== Short exercise ==
Copy each line where the word "suoranaisesti" occurs.
>> Start Material provided
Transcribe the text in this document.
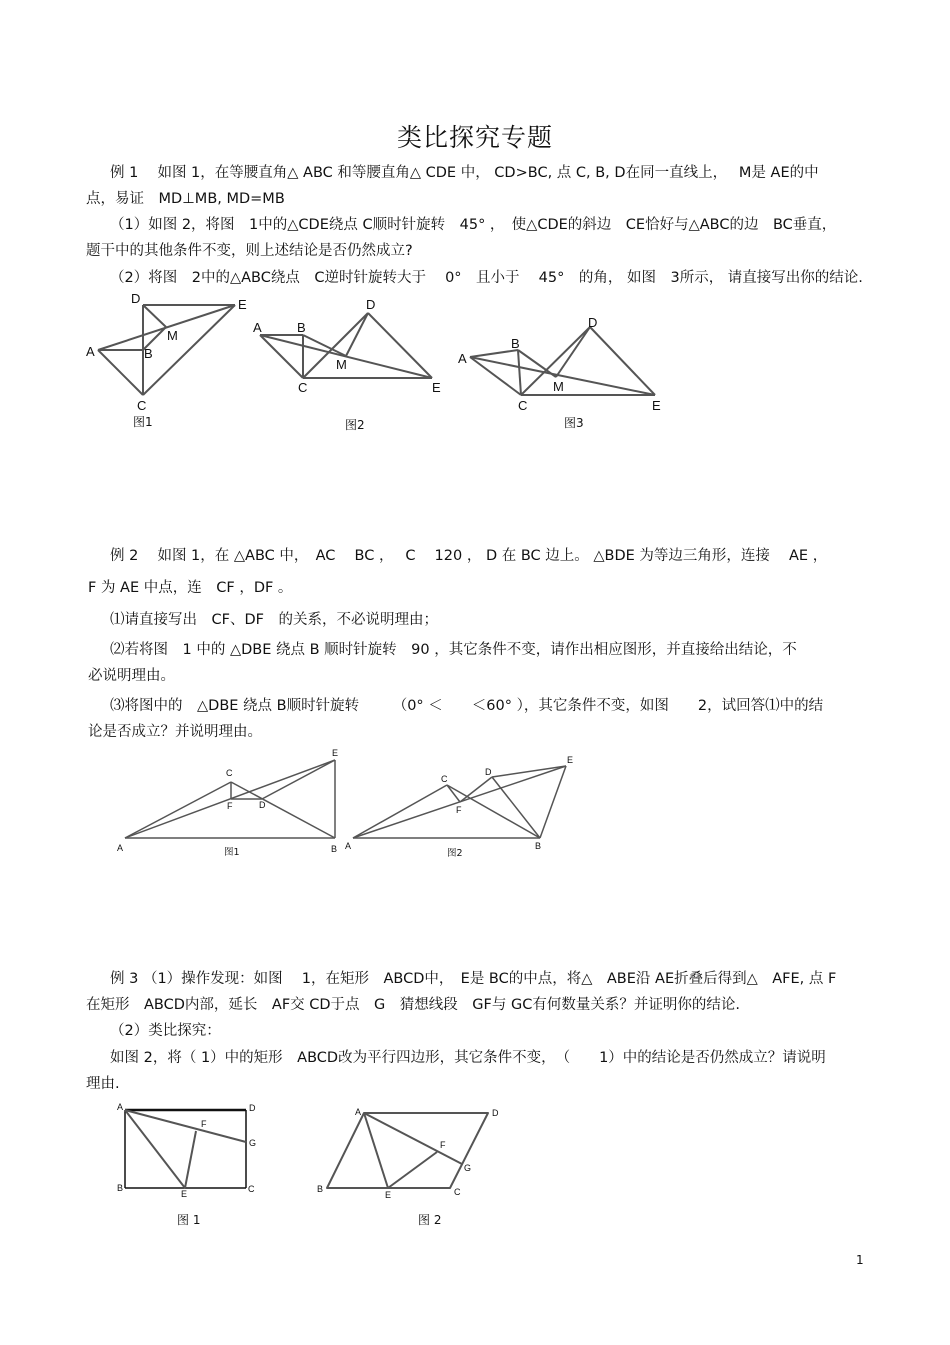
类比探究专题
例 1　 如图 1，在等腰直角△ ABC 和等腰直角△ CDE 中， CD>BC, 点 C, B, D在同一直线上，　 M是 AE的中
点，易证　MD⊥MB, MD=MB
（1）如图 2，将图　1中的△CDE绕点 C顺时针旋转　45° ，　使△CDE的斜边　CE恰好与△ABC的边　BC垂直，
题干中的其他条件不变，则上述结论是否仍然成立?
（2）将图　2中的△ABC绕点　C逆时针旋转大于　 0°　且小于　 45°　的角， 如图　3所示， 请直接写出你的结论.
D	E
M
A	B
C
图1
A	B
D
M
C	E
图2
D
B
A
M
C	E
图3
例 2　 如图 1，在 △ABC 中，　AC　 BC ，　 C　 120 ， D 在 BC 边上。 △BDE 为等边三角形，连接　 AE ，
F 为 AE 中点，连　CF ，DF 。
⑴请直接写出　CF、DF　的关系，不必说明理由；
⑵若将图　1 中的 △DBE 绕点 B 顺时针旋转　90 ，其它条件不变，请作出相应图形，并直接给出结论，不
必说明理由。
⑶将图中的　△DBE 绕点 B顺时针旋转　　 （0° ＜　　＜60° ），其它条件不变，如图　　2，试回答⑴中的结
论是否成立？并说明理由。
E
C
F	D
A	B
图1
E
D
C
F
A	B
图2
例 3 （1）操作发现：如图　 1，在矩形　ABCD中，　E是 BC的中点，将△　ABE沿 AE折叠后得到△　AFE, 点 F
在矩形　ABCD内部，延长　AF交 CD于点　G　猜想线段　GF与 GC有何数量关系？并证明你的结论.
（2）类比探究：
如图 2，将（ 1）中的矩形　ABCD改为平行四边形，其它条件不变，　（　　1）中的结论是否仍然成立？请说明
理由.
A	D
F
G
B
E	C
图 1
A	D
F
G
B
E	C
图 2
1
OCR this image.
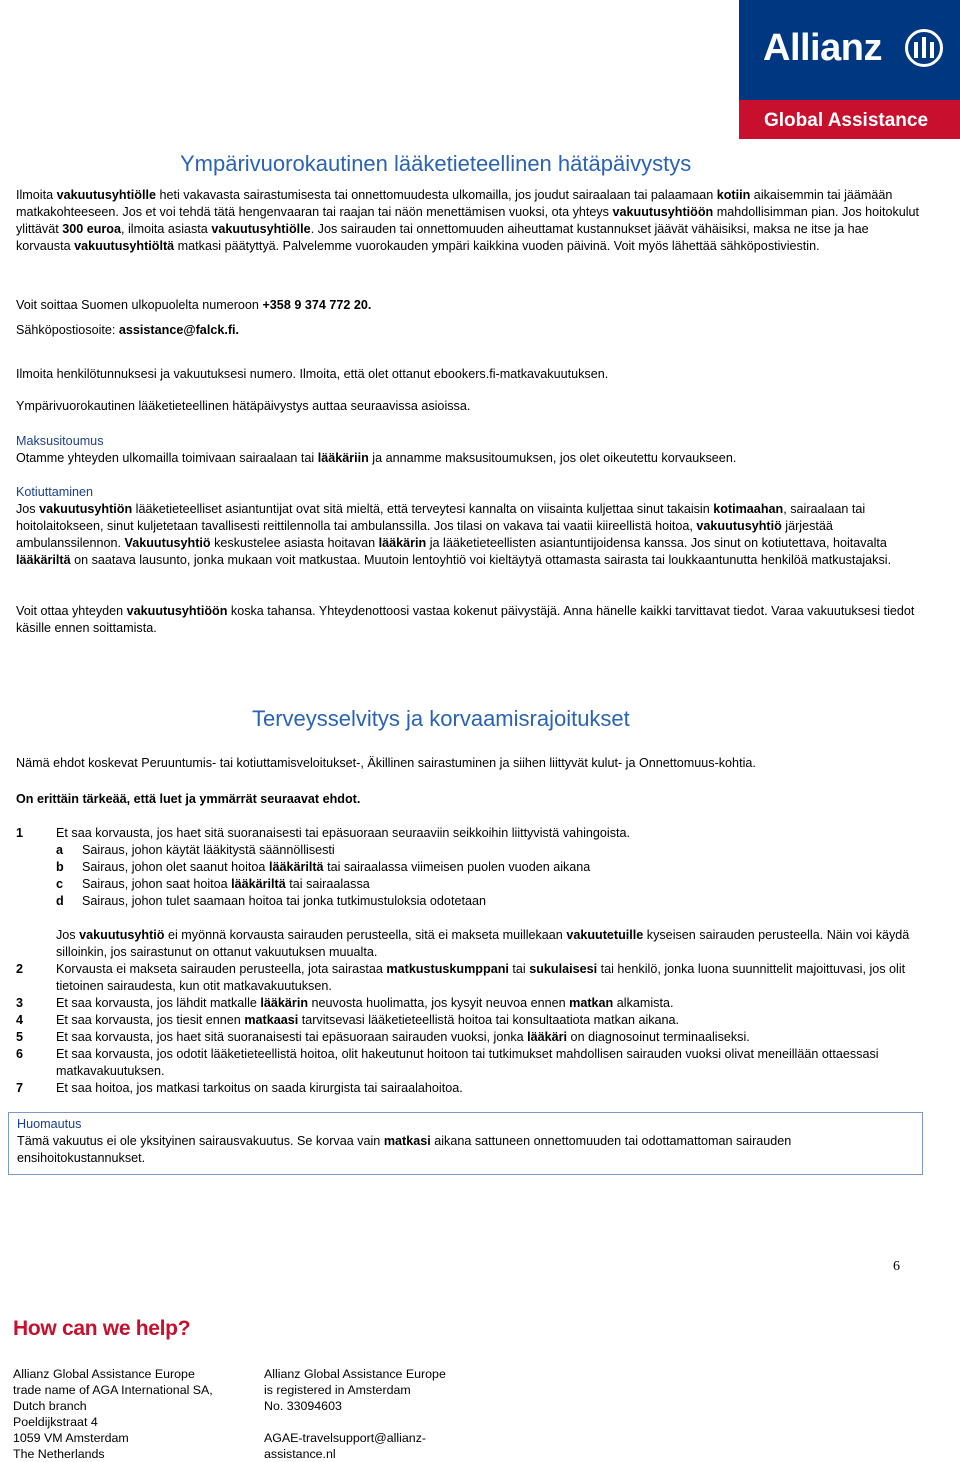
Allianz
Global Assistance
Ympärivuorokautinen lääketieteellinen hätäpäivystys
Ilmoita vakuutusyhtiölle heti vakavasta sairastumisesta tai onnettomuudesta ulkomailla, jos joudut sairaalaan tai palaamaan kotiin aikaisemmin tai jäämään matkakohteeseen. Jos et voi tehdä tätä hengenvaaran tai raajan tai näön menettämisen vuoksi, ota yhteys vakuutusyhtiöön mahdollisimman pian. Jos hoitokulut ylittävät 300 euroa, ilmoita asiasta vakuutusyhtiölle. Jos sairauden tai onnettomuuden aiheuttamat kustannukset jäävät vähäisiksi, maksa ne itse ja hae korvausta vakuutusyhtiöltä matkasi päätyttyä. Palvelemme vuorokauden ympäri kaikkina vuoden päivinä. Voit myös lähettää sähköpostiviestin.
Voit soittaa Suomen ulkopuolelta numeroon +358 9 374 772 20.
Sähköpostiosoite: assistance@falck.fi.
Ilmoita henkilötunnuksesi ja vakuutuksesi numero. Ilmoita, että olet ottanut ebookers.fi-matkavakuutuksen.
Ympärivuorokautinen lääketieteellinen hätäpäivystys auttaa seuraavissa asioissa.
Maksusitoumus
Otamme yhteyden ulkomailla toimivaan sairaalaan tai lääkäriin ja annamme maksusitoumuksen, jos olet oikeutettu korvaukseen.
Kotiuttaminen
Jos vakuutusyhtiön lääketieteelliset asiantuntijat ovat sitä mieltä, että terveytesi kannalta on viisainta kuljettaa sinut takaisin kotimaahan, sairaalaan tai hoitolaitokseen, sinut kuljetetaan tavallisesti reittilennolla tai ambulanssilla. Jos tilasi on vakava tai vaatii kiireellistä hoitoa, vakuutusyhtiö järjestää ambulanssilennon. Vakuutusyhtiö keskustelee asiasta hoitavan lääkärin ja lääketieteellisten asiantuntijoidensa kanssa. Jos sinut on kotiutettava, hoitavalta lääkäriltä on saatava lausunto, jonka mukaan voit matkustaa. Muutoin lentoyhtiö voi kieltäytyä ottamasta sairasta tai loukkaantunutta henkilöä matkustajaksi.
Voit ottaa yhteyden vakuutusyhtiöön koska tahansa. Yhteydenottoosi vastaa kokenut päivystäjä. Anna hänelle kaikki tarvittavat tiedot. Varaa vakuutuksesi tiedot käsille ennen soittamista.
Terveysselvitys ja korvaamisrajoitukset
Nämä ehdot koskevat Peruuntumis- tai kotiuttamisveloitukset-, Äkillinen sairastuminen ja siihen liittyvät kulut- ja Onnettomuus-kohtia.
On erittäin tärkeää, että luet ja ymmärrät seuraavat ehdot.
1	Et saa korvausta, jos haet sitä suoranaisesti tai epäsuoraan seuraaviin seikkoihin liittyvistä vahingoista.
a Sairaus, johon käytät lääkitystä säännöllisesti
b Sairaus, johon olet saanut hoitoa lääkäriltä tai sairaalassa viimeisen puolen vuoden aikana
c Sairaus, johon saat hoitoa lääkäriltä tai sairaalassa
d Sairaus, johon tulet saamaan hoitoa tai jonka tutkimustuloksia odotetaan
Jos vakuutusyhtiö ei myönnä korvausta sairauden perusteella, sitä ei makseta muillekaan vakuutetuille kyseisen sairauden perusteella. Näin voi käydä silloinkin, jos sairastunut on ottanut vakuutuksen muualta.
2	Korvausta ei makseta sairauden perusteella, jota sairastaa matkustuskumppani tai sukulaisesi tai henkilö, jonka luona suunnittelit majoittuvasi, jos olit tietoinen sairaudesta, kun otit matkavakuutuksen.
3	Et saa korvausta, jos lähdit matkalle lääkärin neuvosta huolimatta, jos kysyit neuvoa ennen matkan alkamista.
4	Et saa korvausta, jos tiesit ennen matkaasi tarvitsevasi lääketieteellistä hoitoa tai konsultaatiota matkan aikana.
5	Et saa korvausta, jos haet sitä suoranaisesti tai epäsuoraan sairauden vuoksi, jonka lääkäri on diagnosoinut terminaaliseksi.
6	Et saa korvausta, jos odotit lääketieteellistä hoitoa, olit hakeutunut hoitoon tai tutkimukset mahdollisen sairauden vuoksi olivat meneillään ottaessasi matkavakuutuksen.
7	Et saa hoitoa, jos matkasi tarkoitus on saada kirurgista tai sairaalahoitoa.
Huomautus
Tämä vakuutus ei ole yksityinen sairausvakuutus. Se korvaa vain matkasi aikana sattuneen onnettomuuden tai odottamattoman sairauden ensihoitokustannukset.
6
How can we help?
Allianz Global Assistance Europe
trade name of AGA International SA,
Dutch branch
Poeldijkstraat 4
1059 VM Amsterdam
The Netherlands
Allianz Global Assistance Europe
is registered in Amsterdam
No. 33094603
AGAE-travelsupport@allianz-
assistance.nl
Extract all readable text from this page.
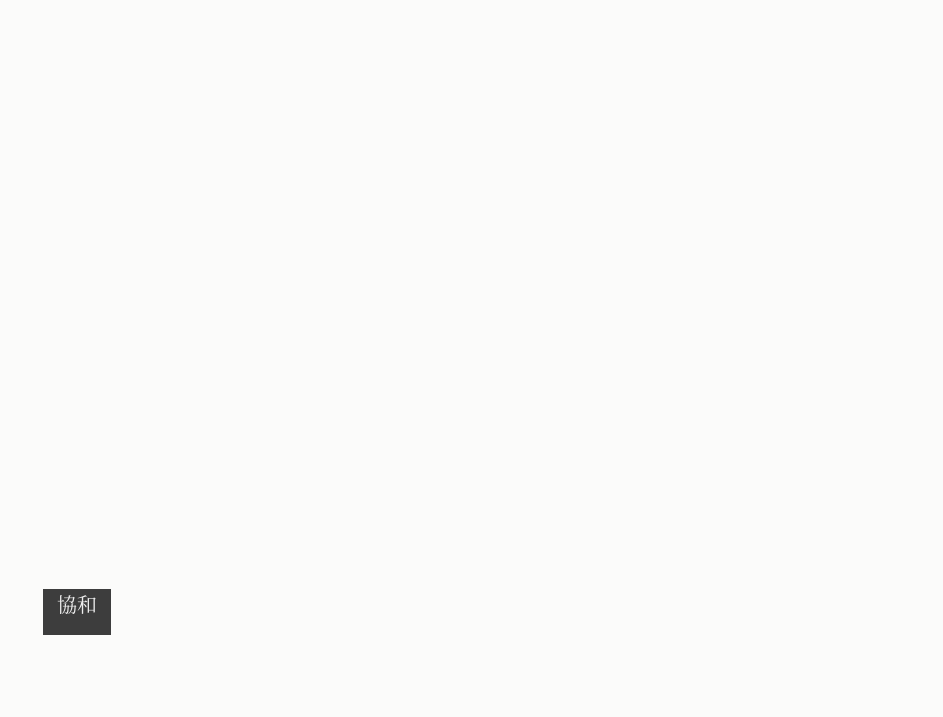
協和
>> End Material provided
== Exercise solution ==
1	Et saa korvausta, jos haet sitä suoranaisesti tai epäsuoraan seuraaviin seikkoihin liittyvistä vahingoista.
5	Et saa korvausta, jos haet sitä suoranaisesti tai epäsuoraan sairauden vuoksi, jonka lääkäri on diagnosoinut terminaaliseksi.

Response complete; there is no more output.